## Begin Exercise material

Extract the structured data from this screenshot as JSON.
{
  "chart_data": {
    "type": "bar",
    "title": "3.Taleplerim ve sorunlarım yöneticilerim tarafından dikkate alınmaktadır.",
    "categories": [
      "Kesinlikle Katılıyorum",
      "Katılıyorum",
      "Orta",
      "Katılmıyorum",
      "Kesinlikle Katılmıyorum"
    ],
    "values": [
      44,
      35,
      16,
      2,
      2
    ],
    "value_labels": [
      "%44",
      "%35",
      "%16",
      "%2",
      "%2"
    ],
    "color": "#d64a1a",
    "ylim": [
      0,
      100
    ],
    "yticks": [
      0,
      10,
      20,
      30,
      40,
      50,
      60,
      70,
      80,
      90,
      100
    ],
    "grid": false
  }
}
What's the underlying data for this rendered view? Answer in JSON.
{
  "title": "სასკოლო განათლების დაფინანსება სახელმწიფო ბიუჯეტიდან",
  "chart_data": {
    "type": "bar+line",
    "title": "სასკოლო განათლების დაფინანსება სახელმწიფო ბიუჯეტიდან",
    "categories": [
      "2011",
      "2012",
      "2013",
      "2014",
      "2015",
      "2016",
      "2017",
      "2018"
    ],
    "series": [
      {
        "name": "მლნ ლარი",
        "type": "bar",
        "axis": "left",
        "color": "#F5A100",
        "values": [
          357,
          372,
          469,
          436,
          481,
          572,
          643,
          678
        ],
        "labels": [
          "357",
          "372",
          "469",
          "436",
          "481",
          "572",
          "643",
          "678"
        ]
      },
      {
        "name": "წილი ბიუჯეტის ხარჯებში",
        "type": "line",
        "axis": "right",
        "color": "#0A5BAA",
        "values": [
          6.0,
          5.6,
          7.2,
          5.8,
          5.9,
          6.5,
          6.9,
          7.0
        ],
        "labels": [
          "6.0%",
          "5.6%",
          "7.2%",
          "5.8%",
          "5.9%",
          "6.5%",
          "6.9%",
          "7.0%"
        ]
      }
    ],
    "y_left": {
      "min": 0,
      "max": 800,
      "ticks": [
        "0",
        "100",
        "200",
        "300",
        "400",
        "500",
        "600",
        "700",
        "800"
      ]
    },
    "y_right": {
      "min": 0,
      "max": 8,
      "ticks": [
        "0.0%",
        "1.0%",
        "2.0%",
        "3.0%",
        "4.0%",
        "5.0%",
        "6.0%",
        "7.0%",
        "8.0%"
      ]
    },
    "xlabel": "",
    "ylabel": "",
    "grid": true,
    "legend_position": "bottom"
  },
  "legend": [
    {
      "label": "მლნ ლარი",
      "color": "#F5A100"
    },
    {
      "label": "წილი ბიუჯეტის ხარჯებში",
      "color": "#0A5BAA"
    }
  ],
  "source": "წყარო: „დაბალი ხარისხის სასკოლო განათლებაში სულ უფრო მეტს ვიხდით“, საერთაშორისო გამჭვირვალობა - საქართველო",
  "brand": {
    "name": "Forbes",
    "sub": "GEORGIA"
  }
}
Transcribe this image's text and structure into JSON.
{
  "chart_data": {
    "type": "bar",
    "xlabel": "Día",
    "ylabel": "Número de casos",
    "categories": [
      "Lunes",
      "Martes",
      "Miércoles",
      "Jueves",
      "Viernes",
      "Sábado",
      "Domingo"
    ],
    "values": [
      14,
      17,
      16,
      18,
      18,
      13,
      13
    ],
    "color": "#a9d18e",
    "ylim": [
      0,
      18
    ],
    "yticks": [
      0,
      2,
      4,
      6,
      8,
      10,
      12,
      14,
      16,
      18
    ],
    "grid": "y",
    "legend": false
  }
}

## End Exercise material

Using the entries above, return each line in which the word "დაფინანსება" occurs.

## Task answer
  "title": "სასკოლო განათლების დაფინანსება სახელმწიფო ბიუჯეტიდან",
    "title": "სასკოლო განათლების დაფინანსება სახელმწიფო ბიუჯეტიდან",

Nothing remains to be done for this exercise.